#### [DATA PROVIDED]
********
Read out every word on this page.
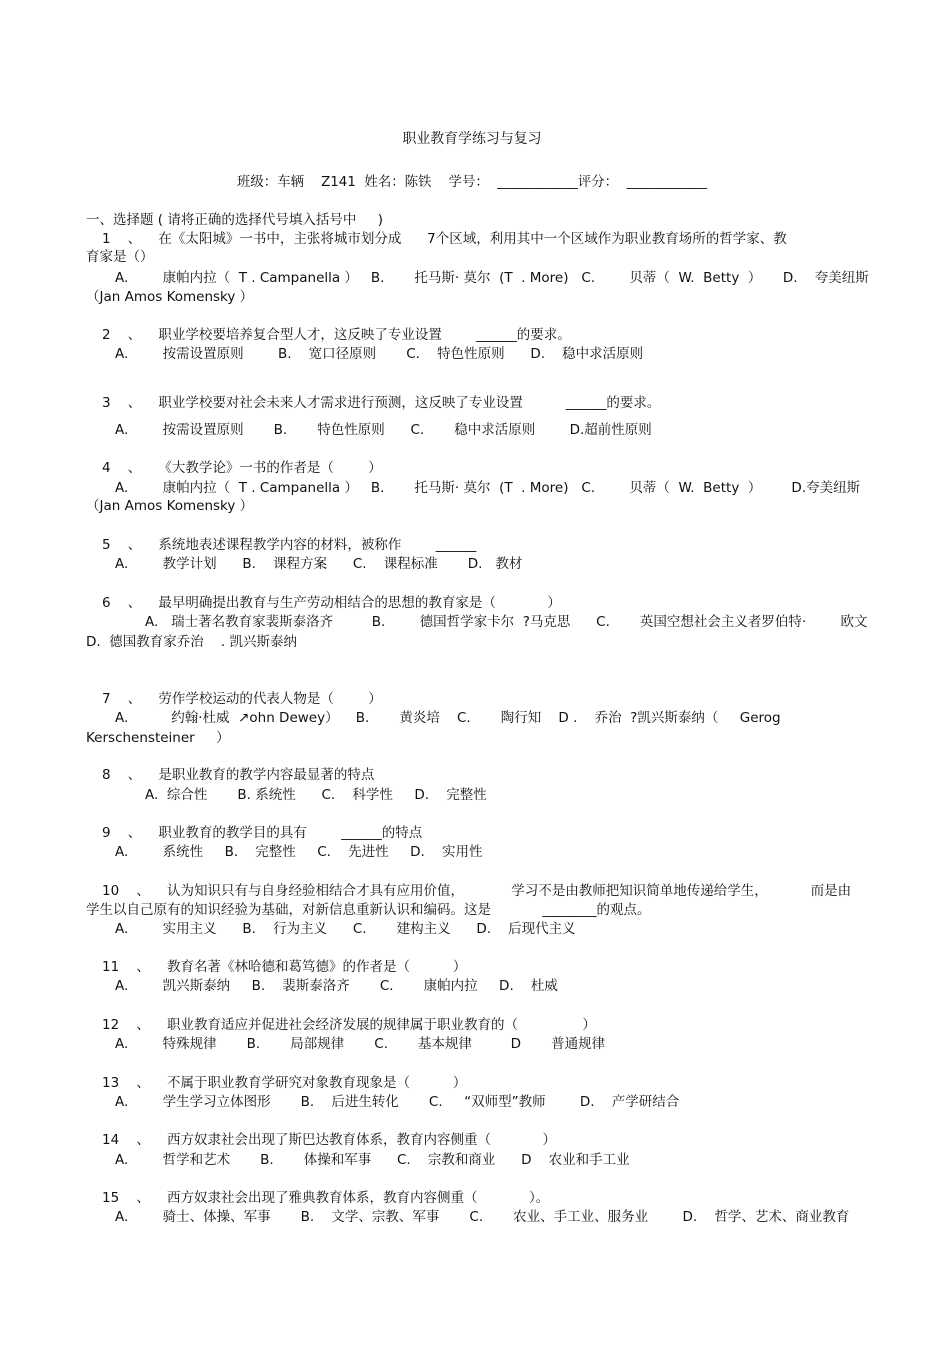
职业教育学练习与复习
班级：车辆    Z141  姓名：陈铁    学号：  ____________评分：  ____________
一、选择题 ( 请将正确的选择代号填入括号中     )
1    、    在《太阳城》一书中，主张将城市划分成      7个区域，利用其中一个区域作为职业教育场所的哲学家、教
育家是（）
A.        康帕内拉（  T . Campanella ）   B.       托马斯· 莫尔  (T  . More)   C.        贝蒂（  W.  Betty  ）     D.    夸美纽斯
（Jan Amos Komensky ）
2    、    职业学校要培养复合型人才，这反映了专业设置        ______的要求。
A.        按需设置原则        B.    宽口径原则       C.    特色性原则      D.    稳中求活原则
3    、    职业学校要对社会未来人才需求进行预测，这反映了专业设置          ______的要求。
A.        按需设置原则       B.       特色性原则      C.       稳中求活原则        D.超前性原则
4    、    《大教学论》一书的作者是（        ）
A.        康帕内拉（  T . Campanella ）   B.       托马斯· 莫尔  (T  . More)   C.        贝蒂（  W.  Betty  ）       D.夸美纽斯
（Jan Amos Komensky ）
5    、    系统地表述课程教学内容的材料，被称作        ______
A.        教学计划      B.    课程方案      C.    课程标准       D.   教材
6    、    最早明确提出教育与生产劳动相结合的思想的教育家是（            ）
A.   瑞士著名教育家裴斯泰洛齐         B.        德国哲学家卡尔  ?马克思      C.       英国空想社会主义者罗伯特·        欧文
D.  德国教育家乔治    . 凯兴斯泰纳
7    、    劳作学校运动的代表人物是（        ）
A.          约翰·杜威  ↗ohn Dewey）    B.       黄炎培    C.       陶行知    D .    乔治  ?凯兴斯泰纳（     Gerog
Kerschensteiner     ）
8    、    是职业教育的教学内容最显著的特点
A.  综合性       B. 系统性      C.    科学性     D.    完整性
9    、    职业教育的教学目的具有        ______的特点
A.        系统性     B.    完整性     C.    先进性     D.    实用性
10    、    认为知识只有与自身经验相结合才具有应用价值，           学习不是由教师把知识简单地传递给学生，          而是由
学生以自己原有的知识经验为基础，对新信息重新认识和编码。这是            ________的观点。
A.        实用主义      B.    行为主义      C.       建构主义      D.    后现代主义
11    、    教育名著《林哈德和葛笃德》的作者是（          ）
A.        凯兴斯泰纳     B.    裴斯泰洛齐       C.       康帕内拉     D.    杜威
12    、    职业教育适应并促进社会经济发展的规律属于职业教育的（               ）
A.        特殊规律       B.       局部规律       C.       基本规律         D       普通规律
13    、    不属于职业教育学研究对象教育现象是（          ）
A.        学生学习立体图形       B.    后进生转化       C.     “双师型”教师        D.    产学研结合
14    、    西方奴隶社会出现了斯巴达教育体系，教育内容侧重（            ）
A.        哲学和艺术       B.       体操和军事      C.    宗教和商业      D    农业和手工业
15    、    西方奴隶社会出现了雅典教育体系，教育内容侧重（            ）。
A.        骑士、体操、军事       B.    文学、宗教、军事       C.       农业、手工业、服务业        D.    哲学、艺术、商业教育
********
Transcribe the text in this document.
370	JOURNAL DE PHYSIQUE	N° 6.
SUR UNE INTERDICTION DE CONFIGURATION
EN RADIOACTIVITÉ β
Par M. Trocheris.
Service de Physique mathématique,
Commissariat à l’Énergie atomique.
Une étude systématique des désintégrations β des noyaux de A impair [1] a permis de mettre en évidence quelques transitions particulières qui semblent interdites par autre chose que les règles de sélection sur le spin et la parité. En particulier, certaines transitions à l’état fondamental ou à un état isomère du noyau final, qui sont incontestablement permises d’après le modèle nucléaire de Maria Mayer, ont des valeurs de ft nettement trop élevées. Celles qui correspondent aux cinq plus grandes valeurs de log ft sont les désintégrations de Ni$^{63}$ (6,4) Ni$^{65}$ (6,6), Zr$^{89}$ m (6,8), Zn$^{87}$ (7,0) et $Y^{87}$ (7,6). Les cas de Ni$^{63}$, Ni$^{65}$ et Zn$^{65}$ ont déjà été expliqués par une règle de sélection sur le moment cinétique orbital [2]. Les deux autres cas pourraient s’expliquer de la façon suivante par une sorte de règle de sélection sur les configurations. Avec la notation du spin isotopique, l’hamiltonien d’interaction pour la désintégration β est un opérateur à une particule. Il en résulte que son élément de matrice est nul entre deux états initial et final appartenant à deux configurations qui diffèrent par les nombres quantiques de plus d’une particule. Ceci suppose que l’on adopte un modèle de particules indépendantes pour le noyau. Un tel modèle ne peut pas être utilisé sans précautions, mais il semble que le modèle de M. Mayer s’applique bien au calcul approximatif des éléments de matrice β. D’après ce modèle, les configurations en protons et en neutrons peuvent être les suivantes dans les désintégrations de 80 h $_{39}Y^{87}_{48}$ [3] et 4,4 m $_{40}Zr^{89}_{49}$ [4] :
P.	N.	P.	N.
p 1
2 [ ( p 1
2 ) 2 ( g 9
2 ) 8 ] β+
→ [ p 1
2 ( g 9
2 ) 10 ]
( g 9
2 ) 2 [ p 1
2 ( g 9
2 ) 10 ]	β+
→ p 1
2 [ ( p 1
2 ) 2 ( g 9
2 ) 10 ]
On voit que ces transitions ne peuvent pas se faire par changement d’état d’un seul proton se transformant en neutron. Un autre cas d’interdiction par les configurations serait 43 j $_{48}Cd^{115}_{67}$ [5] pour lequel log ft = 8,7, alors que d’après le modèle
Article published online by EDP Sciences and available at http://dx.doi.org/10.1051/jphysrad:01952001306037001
********
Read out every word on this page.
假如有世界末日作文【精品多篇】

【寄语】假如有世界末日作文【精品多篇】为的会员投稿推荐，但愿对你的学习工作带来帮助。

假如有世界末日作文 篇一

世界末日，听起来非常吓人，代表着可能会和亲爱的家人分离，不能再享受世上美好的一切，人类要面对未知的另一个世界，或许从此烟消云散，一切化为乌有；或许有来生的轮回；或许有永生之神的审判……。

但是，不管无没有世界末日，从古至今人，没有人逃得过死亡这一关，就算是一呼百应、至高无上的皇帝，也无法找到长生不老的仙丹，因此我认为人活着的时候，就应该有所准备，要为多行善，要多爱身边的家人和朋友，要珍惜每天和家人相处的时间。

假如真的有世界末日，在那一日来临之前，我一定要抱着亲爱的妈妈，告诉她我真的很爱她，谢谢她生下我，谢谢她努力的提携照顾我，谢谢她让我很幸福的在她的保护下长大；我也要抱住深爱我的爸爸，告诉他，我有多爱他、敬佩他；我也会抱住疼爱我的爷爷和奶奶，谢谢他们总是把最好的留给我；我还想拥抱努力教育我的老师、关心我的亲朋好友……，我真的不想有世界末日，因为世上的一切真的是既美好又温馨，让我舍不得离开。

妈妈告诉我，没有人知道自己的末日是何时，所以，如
********
#### [PROBLEM STATEMENT]
Tally up the lines in the records that contain the word "夸美纽斯" and give only the total.

#### [SOLUTION]
2